▶ **Task inputs**
## BEGIN

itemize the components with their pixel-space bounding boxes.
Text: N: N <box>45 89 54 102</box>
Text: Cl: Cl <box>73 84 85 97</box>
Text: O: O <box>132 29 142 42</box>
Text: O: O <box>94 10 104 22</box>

## END

▶ **Given instruction**
Multiply every bounding-box coordinate in the answers above by 2.4, rounding to whole numbers with halves going up. Then write out all the lines again, including the request line.

▶ **Task answer**
itemize the components with their pixel-space bounding boxes.
Text: N: N <box>108 214 130 245</box>
Text: Cl: Cl <box>175 202 204 233</box>
Text: O: O <box>317 70 341 101</box>
Text: O: O <box>226 24 250 53</box>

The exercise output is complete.